#### Data provided

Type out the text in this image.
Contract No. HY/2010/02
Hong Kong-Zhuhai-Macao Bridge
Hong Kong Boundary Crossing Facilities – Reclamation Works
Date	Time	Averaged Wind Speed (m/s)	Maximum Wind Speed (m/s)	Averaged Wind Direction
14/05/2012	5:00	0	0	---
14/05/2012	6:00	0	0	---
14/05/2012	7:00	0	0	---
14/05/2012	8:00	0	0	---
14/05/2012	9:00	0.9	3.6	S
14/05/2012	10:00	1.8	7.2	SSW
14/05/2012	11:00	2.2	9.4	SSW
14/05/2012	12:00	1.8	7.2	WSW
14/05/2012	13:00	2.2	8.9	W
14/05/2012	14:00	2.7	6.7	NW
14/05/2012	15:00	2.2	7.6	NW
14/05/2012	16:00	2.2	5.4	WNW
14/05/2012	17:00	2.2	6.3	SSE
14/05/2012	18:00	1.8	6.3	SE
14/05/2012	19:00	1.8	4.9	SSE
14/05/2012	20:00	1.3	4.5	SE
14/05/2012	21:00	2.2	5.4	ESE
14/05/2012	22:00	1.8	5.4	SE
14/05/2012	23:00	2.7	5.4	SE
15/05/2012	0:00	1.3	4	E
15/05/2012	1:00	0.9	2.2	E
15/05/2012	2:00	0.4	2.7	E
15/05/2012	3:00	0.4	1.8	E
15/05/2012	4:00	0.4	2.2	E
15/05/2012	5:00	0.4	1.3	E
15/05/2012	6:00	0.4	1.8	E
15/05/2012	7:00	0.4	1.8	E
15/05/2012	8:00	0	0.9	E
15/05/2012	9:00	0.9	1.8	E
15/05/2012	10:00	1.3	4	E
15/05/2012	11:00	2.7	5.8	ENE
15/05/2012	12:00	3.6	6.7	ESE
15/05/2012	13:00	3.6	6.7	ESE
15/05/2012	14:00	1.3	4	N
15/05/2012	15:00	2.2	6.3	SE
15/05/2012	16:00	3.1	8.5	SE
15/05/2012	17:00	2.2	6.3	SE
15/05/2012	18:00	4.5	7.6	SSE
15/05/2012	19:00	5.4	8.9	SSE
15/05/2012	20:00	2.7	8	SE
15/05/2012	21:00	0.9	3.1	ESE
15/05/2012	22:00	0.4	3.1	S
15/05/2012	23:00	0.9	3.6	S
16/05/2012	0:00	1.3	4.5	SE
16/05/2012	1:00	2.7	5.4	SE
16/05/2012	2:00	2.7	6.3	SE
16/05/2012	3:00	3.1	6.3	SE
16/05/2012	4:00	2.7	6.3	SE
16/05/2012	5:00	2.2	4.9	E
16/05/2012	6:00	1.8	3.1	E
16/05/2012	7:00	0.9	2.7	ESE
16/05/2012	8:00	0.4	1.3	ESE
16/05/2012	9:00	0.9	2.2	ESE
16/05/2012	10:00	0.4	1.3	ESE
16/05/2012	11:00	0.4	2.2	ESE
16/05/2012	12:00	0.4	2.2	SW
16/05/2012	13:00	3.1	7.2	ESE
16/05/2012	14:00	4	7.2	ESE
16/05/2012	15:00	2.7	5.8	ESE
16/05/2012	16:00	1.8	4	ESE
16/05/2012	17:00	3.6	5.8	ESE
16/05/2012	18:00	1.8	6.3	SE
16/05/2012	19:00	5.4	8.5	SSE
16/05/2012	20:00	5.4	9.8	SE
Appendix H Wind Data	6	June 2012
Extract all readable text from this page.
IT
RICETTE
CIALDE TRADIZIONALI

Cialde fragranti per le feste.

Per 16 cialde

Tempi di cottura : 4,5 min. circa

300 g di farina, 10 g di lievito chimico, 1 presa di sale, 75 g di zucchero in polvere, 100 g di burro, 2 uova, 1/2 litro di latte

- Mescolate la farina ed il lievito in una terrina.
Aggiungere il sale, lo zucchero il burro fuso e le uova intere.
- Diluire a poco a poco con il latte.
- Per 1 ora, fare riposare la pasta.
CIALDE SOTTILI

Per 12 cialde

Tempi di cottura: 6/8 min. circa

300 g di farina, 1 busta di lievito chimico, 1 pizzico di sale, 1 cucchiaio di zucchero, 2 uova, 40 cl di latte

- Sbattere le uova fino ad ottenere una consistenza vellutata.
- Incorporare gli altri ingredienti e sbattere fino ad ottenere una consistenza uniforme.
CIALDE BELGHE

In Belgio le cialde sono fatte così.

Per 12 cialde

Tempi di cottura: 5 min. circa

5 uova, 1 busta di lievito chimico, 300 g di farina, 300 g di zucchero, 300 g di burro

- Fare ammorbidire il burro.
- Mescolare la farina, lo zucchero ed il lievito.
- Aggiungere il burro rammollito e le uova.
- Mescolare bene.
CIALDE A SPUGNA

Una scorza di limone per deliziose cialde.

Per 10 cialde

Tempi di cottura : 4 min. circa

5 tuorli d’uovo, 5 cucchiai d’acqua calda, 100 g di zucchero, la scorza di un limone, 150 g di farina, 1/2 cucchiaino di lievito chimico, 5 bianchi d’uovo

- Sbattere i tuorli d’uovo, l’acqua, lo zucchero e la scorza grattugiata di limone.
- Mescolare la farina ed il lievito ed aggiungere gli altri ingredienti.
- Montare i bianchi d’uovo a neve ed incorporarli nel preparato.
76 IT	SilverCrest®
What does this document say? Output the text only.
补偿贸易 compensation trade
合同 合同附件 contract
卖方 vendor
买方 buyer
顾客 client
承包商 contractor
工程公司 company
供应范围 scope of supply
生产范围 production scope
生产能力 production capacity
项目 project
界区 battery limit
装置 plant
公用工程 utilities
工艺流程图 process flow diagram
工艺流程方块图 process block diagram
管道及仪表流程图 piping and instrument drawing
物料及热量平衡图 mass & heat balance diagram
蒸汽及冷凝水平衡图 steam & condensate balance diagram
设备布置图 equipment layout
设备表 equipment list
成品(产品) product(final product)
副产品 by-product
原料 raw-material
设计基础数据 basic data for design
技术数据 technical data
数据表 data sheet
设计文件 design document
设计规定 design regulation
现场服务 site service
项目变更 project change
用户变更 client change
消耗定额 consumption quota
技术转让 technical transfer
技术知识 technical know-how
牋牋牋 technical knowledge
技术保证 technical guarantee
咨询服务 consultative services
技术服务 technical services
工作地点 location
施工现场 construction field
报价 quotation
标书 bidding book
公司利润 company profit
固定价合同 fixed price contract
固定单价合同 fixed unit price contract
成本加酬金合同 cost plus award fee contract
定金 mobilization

########

What the task asks:
Copy all the records above precisely.

Exercise output:
Type out the text in this image.
Contract No. HY/2010/02
Hong Kong-Zhuhai-Macao Bridge
Hong Kong Boundary Crossing Facilities – Reclamation Works
Date	Time	Averaged Wind Speed (m/s)	Maximum Wind Speed (m/s)	Averaged Wind Direction
14/05/2012	5:00	0	0	---
14/05/2012	6:00	0	0	---
14/05/2012	7:00	0	0	---
14/05/2012	8:00	0	0	---
14/05/2012	9:00	0.9	3.6	S
14/05/2012	10:00	1.8	7.2	SSW
14/05/2012	11:00	2.2	9.4	SSW
14/05/2012	12:00	1.8	7.2	WSW
14/05/2012	13:00	2.2	8.9	W
14/05/2012	14:00	2.7	6.7	NW
14/05/2012	15:00	2.2	7.6	NW
14/05/2012	16:00	2.2	5.4	WNW
14/05/2012	17:00	2.2	6.3	SSE
14/05/2012	18:00	1.8	6.3	SE
14/05/2012	19:00	1.8	4.9	SSE
14/05/2012	20:00	1.3	4.5	SE
14/05/2012	21:00	2.2	5.4	ESE
14/05/2012	22:00	1.8	5.4	SE
14/05/2012	23:00	2.7	5.4	SE
15/05/2012	0:00	1.3	4	E
15/05/2012	1:00	0.9	2.2	E
15/05/2012	2:00	0.4	2.7	E
15/05/2012	3:00	0.4	1.8	E
15/05/2012	4:00	0.4	2.2	E
15/05/2012	5:00	0.4	1.3	E
15/05/2012	6:00	0.4	1.8	E
15/05/2012	7:00	0.4	1.8	E
15/05/2012	8:00	0	0.9	E
15/05/2012	9:00	0.9	1.8	E
15/05/2012	10:00	1.3	4	E
15/05/2012	11:00	2.7	5.8	ENE
15/05/2012	12:00	3.6	6.7	ESE
15/05/2012	13:00	3.6	6.7	ESE
15/05/2012	14:00	1.3	4	N
15/05/2012	15:00	2.2	6.3	SE
15/05/2012	16:00	3.1	8.5	SE
15/05/2012	17:00	2.2	6.3	SE
15/05/2012	18:00	4.5	7.6	SSE
15/05/2012	19:00	5.4	8.9	SSE
15/05/2012	20:00	2.7	8	SE
15/05/2012	21:00	0.9	3.1	ESE
15/05/2012	22:00	0.4	3.1	S
15/05/2012	23:00	0.9	3.6	S
16/05/2012	0:00	1.3	4.5	SE
16/05/2012	1:00	2.7	5.4	SE
16/05/2012	2:00	2.7	6.3	SE
16/05/2012	3:00	3.1	6.3	SE
16/05/2012	4:00	2.7	6.3	SE
16/05/2012	5:00	2.2	4.9	E
16/05/2012	6:00	1.8	3.1	E
16/05/2012	7:00	0.9	2.7	ESE
16/05/2012	8:00	0.4	1.3	ESE
16/05/2012	9:00	0.9	2.2	ESE
16/05/2012	10:00	0.4	1.3	ESE
16/05/2012	11:00	0.4	2.2	ESE
16/05/2012	12:00	0.4	2.2	SW
16/05/2012	13:00	3.1	7.2	ESE
16/05/2012	14:00	4	7.2	ESE
16/05/2012	15:00	2.7	5.8	ESE
16/05/2012	16:00	1.8	4	ESE
16/05/2012	17:00	3.6	5.8	ESE
16/05/2012	18:00	1.8	6.3	SE
16/05/2012	19:00	5.4	8.5	SSE
16/05/2012	20:00	5.4	9.8	SE
Appendix H Wind Data	6	June 2012
Extract all readable text from this page.
IT
RICETTE
CIALDE TRADIZIONALI

Cialde fragranti per le feste.

Per 16 cialde

Tempi di cottura : 4,5 min. circa

300 g di farina, 10 g di lievito chimico, 1 presa di sale, 75 g di zucchero in polvere, 100 g di burro, 2 uova, 1/2 litro di latte

- Mescolate la farina ed il lievito in una terrina.
Aggiungere il sale, lo zucchero il burro fuso e le uova intere.
- Diluire a poco a poco con il latte.
- Per 1 ora, fare riposare la pasta.
CIALDE SOTTILI

Per 12 cialde

Tempi di cottura: 6/8 min. circa

300 g di farina, 1 busta di lievito chimico, 1 pizzico di sale, 1 cucchiaio di zucchero, 2 uova, 40 cl di latte

- Sbattere le uova fino ad ottenere una consistenza vellutata.
- Incorporare gli altri ingredienti e sbattere fino ad ottenere una consistenza uniforme.
CIALDE BELGHE

In Belgio le cialde sono fatte così.

Per 12 cialde

Tempi di cottura: 5 min. circa

5 uova, 1 busta di lievito chimico, 300 g di farina, 300 g di zucchero, 300 g di burro

- Fare ammorbidire il burro.
- Mescolare la farina, lo zucchero ed il lievito.
- Aggiungere il burro rammollito e le uova.
- Mescolare bene.
CIALDE A SPUGNA

Una scorza di limone per deliziose cialde.

Per 10 cialde

Tempi di cottura : 4 min. circa

5 tuorli d’uovo, 5 cucchiai d’acqua calda, 100 g di zucchero, la scorza di un limone, 150 g di farina, 1/2 cucchiaino di lievito chimico, 5 bianchi d’uovo

- Sbattere i tuorli d’uovo, l’acqua, lo zucchero e la scorza grattugiata di limone.
- Mescolare la farina ed il lievito ed aggiungere gli altri ingredienti.
- Montare i bianchi d’uovo a neve ed incorporarli nel preparato.
76 IT	SilverCrest®
What does this document say? Output the text only.
补偿贸易 compensation trade
合同 合同附件 contract
卖方 vendor
买方 buyer
顾客 client
承包商 contractor
工程公司 company
供应范围 scope of supply
生产范围 production scope
生产能力 production capacity
项目 project
界区 battery limit
装置 plant
公用工程 utilities
工艺流程图 process flow diagram
工艺流程方块图 process block diagram
管道及仪表流程图 piping and instrument drawing
物料及热量平衡图 mass & heat balance diagram
蒸汽及冷凝水平衡图 steam & condensate balance diagram
设备布置图 equipment layout
设备表 equipment list
成品(产品) product(final product)
副产品 by-product
原料 raw-material
设计基础数据 basic data for design
技术数据 technical data
数据表 data sheet
设计文件 design document
设计规定 design regulation
现场服务 site service
项目变更 project change
用户变更 client change
消耗定额 consumption quota
技术转让 technical transfer
技术知识 technical know-how
牋牋牋 technical knowledge
技术保证 technical guarantee
咨询服务 consultative services
技术服务 technical services
工作地点 location
施工现场 construction field
报价 quotation
标书 bidding book
公司利润 company profit
固定价合同 fixed price contract
固定单价合同 fixed unit price contract
成本加酬金合同 cost plus award fee contract
定金 mobilization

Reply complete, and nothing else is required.